# START OF Data lines

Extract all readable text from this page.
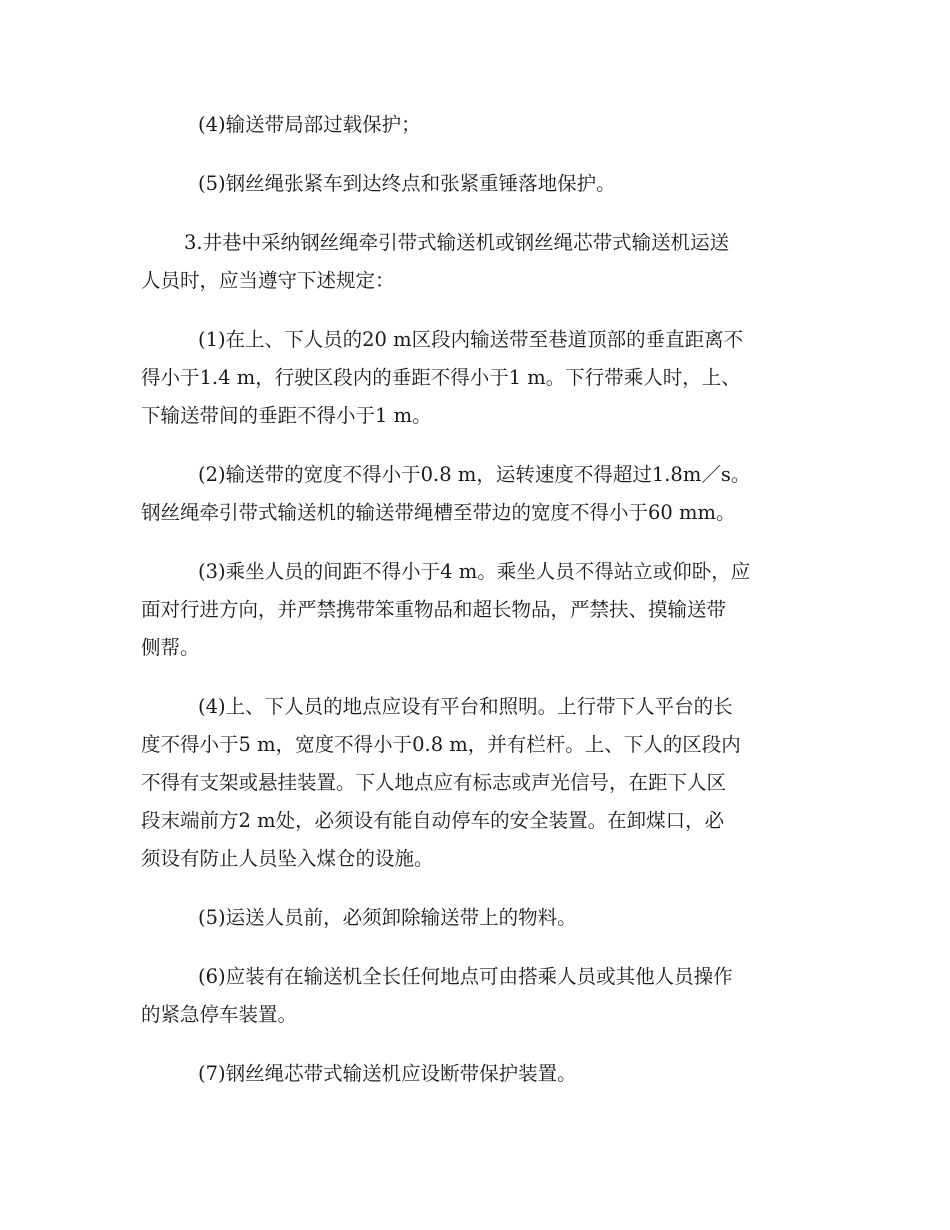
(4)输送带局部过载保护；

(5)钢丝绳张紧车到达终点和张紧重锤落地保护。

3.井巷中采纳钢丝绳牵引带式输送机或钢丝绳芯带式输送机运送
人员时，应当遵守下述规定：

(1)在上、下人员的20 m区段内输送带至巷道顶部的垂直距离不
得小于1.4 m，行驶区段内的垂距不得小于1 m。下行带乘人时，上、
下输送带间的垂距不得小于1 m。

(2)输送带的宽度不得小于0.8 m，运转速度不得超过1.8m／s。
钢丝绳牵引带式输送机的输送带绳槽至带边的宽度不得小于60 mm。

(3)乘坐人员的间距不得小于4 m。乘坐人员不得站立或仰卧，应
面对行进方向，并严禁携带笨重物品和超长物品，严禁扶、摸输送带
侧帮。

(4)上、下人员的地点应设有平台和照明。上行带下人平台的长
度不得小于5 m，宽度不得小于0.8 m，并有栏杆。上、下人的区段内
不得有支架或悬挂装置。下人地点应有标志或声光信号，在距下人区
段末端前方2 m处，必须设有能自动停车的安全装置。在卸煤口，必
须设有防止人员坠入煤仓的设施。

(5)运送人员前，必须卸除输送带上的物料。

(6)应装有在输送机全长任何地点可由搭乘人员或其他人员操作
的紧急停车装置。

(7)钢丝绳芯带式输送机应设断带保护装置。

# END OF Data lines

- _Work to be completed_
Print each entry shown above with exact wording and no pictures.

- _Correct answer_
Extract all readable text from this page.
(4)输送带局部过载保护；

(5)钢丝绳张紧车到达终点和张紧重锤落地保护。

3.井巷中采纳钢丝绳牵引带式输送机或钢丝绳芯带式输送机运送
人员时，应当遵守下述规定：

(1)在上、下人员的20 m区段内输送带至巷道顶部的垂直距离不
得小于1.4 m，行驶区段内的垂距不得小于1 m。下行带乘人时，上、
下输送带间的垂距不得小于1 m。

(2)输送带的宽度不得小于0.8 m，运转速度不得超过1.8m／s。
钢丝绳牵引带式输送机的输送带绳槽至带边的宽度不得小于60 mm。

(3)乘坐人员的间距不得小于4 m。乘坐人员不得站立或仰卧，应
面对行进方向，并严禁携带笨重物品和超长物品，严禁扶、摸输送带
侧帮。

(4)上、下人员的地点应设有平台和照明。上行带下人平台的长
度不得小于5 m，宽度不得小于0.8 m，并有栏杆。上、下人的区段内
不得有支架或悬挂装置。下人地点应有标志或声光信号，在距下人区
段末端前方2 m处，必须设有能自动停车的安全装置。在卸煤口，必
须设有防止人员坠入煤仓的设施。

(5)运送人员前，必须卸除输送带上的物料。

(6)应装有在输送机全长任何地点可由搭乘人员或其他人员操作
的紧急停车装置。

(7)钢丝绳芯带式输送机应设断带保护装置。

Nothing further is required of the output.